Directive A
Please arrange the rows that come after the text, from the first row through the one containing "remote-cc-button[interactable]: [267, 1319, 293, 1334]", inclusive, as a Markdown table with the columns "Row No." and "Content", leaving out blank lines.

Source extract
※

My thoughts spun further than this example.
A lot of questions is raised...

This is probably not an unique example, there must be others like it

there must be forerunners to this mechanism

there must be further developments of this mechanism...

 

I really like this mystery, it puzzles me...

 

There may have been:

Quote

Rehm suggested that it might possibly be the legendary Sphere of Archimedes, which Cicero had described in the first century B.C. as a kind of mechanical planetarium, capable of reproducing the movement of the sun, the moon, and the five planets that could be seen from Earth without a telescope—Mercury, Venus, Mars, Jupiter, and Saturn.

http://www.newyorker.com/magazine/2007/05/14/fragmentary-knowledge

Quote

Similar devices in ancient literature
Cicero mentions two separate machines
similar to the Antikythera mechanism.
.
The first was built by Archimedes and brought to Rome by the Roman
general Marcus Claudius Marcellus after Archimedes' death at the siege
of Syracuse in 212 BC. Marcellus had a high respect for Archimedes and
this was the only item he kept from the siege. The device was kept as a

family heirloom, and Cicero was shown it by Gallus about 150 years
later. The motions of the sun, moon and five planets were shown by the
device. Gallus gave a 'learned explanation' of it and demonstrated it
for Cicero.
.
And when Gallus moved the globe, it was actually true that the moon was

always as many turns behind the sun on the bronze contrivance as would
agree with the number of days it was behind in the sky. Thus the same
eclipse of the sun happened on the globe as would actually happen.

※

Directive B
Reproduce the passage above about the Antikythera mechanism word for word, from "there must be further" through "Jupiter, and Saturn.", inclusive.

※

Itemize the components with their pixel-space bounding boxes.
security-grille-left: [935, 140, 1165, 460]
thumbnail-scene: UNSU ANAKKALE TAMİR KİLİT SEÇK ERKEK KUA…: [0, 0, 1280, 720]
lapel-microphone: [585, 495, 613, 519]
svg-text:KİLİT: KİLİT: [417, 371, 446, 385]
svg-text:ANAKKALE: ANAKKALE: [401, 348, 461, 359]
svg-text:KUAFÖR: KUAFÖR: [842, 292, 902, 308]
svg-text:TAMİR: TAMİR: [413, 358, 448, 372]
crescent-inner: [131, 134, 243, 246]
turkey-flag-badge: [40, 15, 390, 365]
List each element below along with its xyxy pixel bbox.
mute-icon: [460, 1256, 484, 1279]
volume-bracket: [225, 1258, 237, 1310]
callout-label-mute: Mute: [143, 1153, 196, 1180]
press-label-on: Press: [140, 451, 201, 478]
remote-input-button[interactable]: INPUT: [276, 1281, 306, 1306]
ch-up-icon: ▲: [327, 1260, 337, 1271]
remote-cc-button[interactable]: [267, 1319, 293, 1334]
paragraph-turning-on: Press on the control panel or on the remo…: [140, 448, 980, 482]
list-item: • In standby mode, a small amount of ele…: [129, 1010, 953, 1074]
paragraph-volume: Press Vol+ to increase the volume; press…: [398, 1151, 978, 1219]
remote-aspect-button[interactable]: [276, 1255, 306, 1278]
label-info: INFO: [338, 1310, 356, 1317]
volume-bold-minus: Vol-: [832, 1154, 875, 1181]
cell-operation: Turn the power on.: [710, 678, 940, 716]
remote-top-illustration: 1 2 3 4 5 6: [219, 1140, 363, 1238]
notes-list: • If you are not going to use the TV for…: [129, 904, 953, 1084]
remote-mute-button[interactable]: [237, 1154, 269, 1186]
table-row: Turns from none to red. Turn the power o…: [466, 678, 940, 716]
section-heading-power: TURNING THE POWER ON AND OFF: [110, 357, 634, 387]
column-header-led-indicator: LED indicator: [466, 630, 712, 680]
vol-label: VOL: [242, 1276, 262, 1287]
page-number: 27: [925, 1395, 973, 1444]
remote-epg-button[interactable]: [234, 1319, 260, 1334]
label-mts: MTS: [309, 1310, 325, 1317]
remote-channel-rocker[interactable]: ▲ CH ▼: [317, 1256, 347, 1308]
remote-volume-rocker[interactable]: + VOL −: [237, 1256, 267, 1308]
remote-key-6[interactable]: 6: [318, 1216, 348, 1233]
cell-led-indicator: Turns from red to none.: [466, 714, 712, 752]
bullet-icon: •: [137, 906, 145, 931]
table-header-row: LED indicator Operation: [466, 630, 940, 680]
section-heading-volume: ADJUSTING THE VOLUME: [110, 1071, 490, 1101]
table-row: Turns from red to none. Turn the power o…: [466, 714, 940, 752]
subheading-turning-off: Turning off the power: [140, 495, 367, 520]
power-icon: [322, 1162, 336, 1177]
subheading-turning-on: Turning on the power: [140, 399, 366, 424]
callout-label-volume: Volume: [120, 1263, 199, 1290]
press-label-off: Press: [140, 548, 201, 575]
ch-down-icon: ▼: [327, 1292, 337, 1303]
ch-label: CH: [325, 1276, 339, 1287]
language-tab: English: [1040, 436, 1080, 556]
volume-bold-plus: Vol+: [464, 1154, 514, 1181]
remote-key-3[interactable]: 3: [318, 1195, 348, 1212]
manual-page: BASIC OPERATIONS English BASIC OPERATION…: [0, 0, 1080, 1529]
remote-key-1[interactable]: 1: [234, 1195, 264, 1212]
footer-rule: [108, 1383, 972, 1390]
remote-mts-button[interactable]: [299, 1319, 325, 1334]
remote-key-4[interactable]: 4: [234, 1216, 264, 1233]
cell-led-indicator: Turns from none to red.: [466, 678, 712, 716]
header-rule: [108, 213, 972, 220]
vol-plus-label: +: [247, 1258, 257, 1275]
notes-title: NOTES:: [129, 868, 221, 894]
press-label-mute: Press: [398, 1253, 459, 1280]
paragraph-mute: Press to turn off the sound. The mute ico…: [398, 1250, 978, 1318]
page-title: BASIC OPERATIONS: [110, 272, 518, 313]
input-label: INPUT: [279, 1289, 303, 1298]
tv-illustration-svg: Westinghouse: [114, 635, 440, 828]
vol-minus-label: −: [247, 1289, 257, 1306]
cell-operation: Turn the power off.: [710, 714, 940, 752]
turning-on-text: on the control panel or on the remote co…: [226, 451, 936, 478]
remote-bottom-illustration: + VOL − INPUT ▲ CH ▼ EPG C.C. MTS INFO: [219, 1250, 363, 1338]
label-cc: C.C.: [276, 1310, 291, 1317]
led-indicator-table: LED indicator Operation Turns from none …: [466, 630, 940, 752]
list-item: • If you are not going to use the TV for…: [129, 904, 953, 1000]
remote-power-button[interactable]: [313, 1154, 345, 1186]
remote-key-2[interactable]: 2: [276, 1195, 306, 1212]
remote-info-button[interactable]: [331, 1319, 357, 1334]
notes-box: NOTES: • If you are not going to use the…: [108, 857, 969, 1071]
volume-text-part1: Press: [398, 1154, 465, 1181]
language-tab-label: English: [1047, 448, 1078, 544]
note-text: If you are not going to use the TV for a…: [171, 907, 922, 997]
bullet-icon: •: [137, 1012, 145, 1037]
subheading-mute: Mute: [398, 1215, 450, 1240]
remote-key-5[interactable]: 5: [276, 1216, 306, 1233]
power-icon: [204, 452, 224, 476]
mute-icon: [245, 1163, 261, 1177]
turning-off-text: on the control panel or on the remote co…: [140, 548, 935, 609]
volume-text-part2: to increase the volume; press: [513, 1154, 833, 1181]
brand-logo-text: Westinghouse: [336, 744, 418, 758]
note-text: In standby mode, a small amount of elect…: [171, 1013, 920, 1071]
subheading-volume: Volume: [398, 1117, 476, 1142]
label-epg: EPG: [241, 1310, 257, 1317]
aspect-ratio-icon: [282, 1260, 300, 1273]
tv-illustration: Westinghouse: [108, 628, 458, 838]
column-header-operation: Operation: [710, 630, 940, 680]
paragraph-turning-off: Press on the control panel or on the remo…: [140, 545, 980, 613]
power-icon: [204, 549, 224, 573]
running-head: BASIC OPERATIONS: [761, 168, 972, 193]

※

Full output A
| Row No. | Content |
|---|---|
| 1 | Itemize the components with their pixel-space bounding boxes. |
| 2 | security-grille-left: [935, 140, 1165, 460] |
| 3 | thumbnail-scene: UNSU ANAKKALE TAMİR KİLİT SEÇK ERKEK KUA…: [0, 0, 1280, 720] |
| 4 | lapel-microphone: [585, 495, 613, 519] |
| 5 | svg-text:KİLİT: KİLİT: [417, 371, 446, 385] |
| 6 | svg-text:ANAKKALE: ANAKKALE: [401, 348, 461, 359] |
| 7 | svg-text:KUAFÖR: KUAFÖR: [842, 292, 902, 308] |
| 8 | svg-text:TAMİR: TAMİR: [413, 358, 448, 372] |
| 9 | crescent-inner: [131, 134, 243, 246] |
| 10 | turkey-flag-badge: [40, 15, 390, 365] |
| 11 | List each element below along with its xyxy pixel bbox. |
| 12 | mute-icon: [460, 1256, 484, 1279] |
| 13 | volume-bracket: [225, 1258, 237, 1310] |
| 14 | callout-label-mute: Mute: [143, 1153, 196, 1180] |
| 15 | press-label-on: Press: [140, 451, 201, 478] |
| 16 | remote-input-button[interactable]: INPUT: [276, 1281, 306, 1306] |
| 17 | ch-up-icon: ▲: [327, 1260, 337, 1271] |
| 18 | remote-cc-button[interactable]: [267, 1319, 293, 1334] |

Full output B
there must be further developments of this mechanism...

 

I really like this mystery, it puzzles me...

 

There may have been:

Quote

Rehm suggested that it might possibly be the legendary Sphere of Archimedes, which Cicero had described in the first century B.C. as a kind of mechanical planetarium, capable of reproducing the movement of the sun, the moon, and the five planets that could be seen from Earth without a telescope—Mercury, Venus, Mars, Jupiter, and Saturn.